# Start of INFORMATION GIVEN

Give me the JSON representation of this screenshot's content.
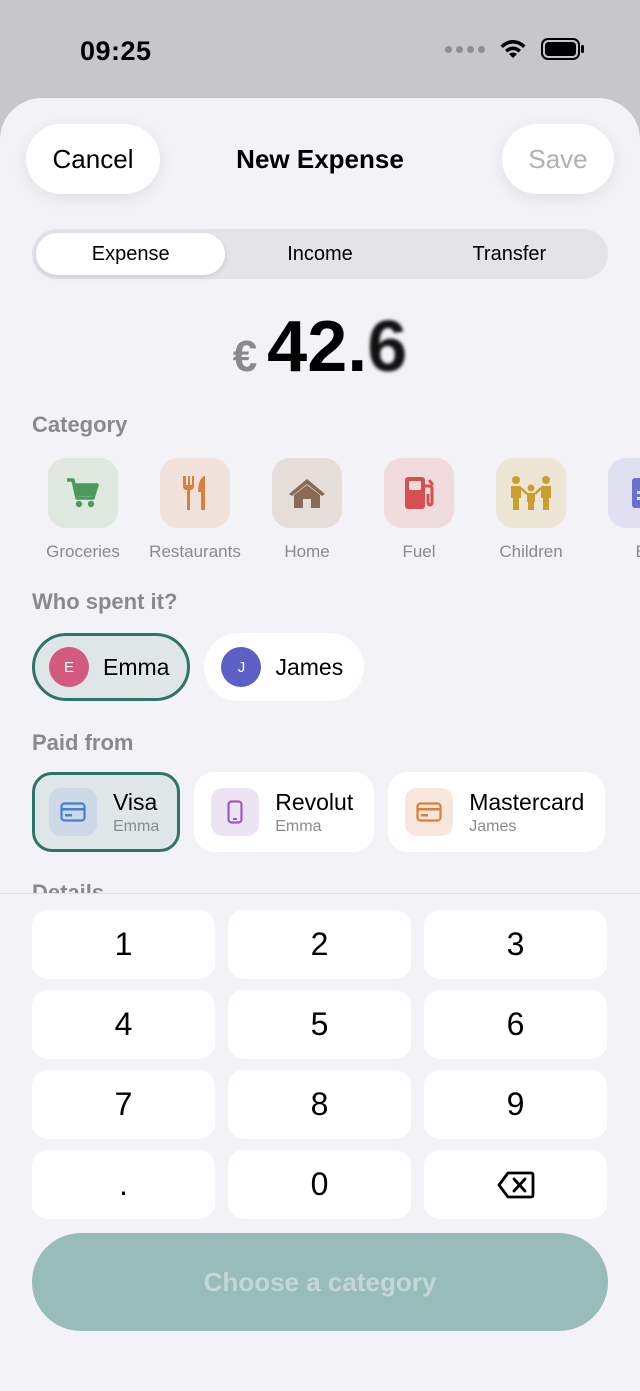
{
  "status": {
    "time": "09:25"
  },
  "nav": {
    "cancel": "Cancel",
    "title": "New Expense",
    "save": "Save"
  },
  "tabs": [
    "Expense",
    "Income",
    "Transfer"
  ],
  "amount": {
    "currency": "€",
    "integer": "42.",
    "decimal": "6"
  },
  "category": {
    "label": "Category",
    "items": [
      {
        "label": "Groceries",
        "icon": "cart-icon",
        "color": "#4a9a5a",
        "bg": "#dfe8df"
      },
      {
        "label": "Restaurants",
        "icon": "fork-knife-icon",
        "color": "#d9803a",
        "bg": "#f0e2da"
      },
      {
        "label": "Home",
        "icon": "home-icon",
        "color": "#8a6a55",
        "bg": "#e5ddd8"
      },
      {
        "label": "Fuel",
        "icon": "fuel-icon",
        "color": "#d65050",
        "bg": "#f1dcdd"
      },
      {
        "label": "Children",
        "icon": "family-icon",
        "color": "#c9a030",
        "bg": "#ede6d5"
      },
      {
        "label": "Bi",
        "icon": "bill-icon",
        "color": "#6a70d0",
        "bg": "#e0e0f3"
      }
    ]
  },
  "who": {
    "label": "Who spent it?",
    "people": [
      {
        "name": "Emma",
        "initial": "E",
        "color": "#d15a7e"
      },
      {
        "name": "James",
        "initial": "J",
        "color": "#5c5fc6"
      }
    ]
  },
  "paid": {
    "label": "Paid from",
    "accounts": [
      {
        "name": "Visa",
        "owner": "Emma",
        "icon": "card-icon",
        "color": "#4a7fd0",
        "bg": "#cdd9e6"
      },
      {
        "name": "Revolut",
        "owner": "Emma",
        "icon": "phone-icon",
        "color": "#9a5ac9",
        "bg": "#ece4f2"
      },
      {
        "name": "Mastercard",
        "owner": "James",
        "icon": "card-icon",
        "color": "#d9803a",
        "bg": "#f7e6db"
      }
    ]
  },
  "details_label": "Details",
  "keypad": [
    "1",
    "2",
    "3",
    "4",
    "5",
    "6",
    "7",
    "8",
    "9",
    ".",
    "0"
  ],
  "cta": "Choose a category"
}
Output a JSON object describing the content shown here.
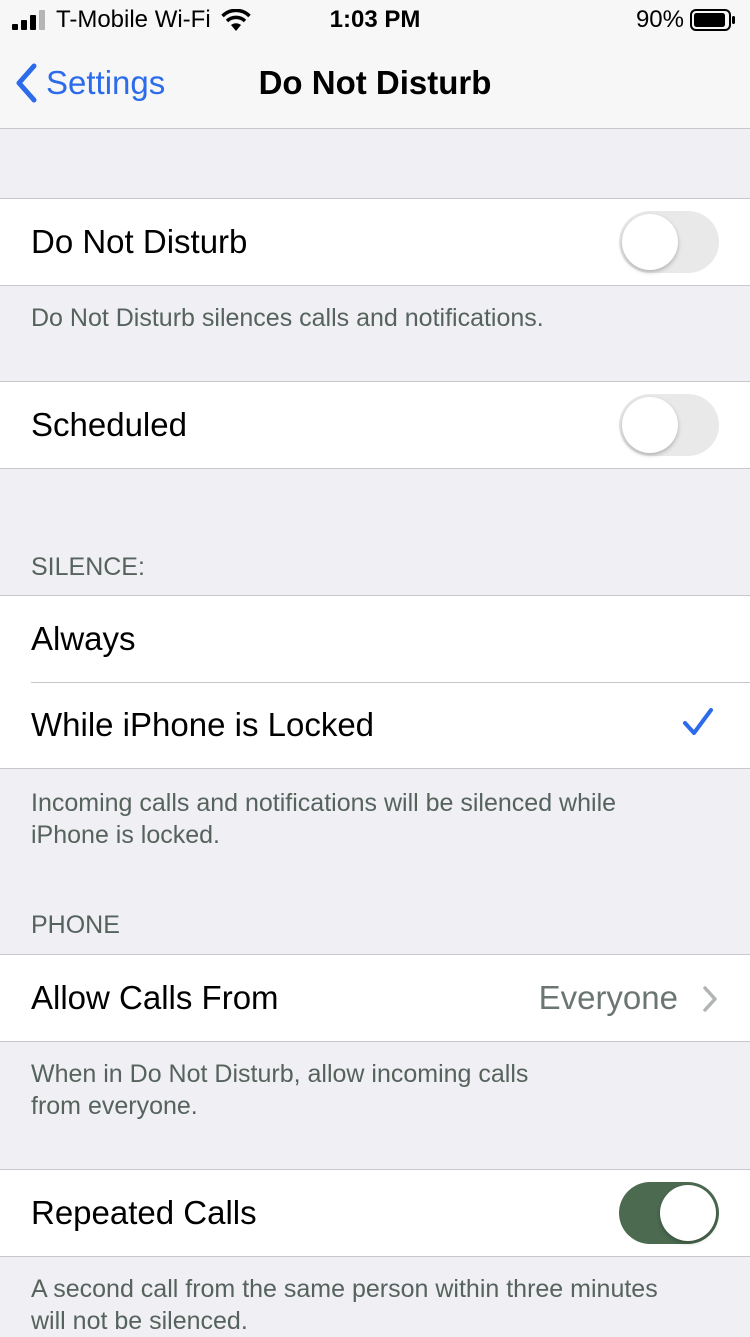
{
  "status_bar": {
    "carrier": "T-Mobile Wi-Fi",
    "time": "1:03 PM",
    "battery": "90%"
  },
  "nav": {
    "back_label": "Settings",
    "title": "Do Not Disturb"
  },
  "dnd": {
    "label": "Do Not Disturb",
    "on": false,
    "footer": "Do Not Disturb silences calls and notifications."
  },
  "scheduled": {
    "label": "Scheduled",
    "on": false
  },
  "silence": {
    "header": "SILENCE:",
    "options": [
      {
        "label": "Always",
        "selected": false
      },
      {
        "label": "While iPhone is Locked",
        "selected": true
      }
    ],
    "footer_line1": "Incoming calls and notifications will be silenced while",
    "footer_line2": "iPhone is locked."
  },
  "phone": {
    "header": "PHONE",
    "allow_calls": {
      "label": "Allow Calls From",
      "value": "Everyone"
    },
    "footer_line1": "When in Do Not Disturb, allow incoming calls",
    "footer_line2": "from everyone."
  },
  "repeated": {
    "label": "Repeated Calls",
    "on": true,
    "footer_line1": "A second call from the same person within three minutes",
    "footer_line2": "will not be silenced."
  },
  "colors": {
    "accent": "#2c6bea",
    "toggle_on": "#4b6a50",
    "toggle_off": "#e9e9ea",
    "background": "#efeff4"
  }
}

# End of INFORMATION GIVEN

Transcribe the records above verbatim. Do not carry over any picture.

[TASK ANSWER]:
Give me the JSON representation of this screenshot's content.
{
  "status": {
    "time": "09:25"
  },
  "nav": {
    "cancel": "Cancel",
    "title": "New Expense",
    "save": "Save"
  },
  "tabs": [
    "Expense",
    "Income",
    "Transfer"
  ],
  "amount": {
    "currency": "€",
    "integer": "42.",
    "decimal": "6"
  },
  "category": {
    "label": "Category",
    "items": [
      {
        "label": "Groceries",
        "icon": "cart-icon",
        "color": "#4a9a5a",
        "bg": "#dfe8df"
      },
      {
        "label": "Restaurants",
        "icon": "fork-knife-icon",
        "color": "#d9803a",
        "bg": "#f0e2da"
      },
      {
        "label": "Home",
        "icon": "home-icon",
        "color": "#8a6a55",
        "bg": "#e5ddd8"
      },
      {
        "label": "Fuel",
        "icon": "fuel-icon",
        "color": "#d65050",
        "bg": "#f1dcdd"
      },
      {
        "label": "Children",
        "icon": "family-icon",
        "color": "#c9a030",
        "bg": "#ede6d5"
      },
      {
        "label": "Bi",
        "icon": "bill-icon",
        "color": "#6a70d0",
        "bg": "#e0e0f3"
      }
    ]
  },
  "who": {
    "label": "Who spent it?",
    "people": [
      {
        "name": "Emma",
        "initial": "E",
        "color": "#d15a7e"
      },
      {
        "name": "James",
        "initial": "J",
        "color": "#5c5fc6"
      }
    ]
  },
  "paid": {
    "label": "Paid from",
    "accounts": [
      {
        "name": "Visa",
        "owner": "Emma",
        "icon": "card-icon",
        "color": "#4a7fd0",
        "bg": "#cdd9e6"
      },
      {
        "name": "Revolut",
        "owner": "Emma",
        "icon": "phone-icon",
        "color": "#9a5ac9",
        "bg": "#ece4f2"
      },
      {
        "name": "Mastercard",
        "owner": "James",
        "icon": "card-icon",
        "color": "#d9803a",
        "bg": "#f7e6db"
      }
    ]
  },
  "details_label": "Details",
  "keypad": [
    "1",
    "2",
    "3",
    "4",
    "5",
    "6",
    "7",
    "8",
    "9",
    ".",
    "0"
  ],
  "cta": "Choose a category"
}
Output a JSON object describing the content shown here.
{
  "status_bar": {
    "carrier": "T-Mobile Wi-Fi",
    "time": "1:03 PM",
    "battery": "90%"
  },
  "nav": {
    "back_label": "Settings",
    "title": "Do Not Disturb"
  },
  "dnd": {
    "label": "Do Not Disturb",
    "on": false,
    "footer": "Do Not Disturb silences calls and notifications."
  },
  "scheduled": {
    "label": "Scheduled",
    "on": false
  },
  "silence": {
    "header": "SILENCE:",
    "options": [
      {
        "label": "Always",
        "selected": false
      },
      {
        "label": "While iPhone is Locked",
        "selected": true
      }
    ],
    "footer_line1": "Incoming calls and notifications will be silenced while",
    "footer_line2": "iPhone is locked."
  },
  "phone": {
    "header": "PHONE",
    "allow_calls": {
      "label": "Allow Calls From",
      "value": "Everyone"
    },
    "footer_line1": "When in Do Not Disturb, allow incoming calls",
    "footer_line2": "from everyone."
  },
  "repeated": {
    "label": "Repeated Calls",
    "on": true,
    "footer_line1": "A second call from the same person within three minutes",
    "footer_line2": "will not be silenced."
  },
  "colors": {
    "accent": "#2c6bea",
    "toggle_on": "#4b6a50",
    "toggle_off": "#e9e9ea",
    "background": "#efeff4"
  }
}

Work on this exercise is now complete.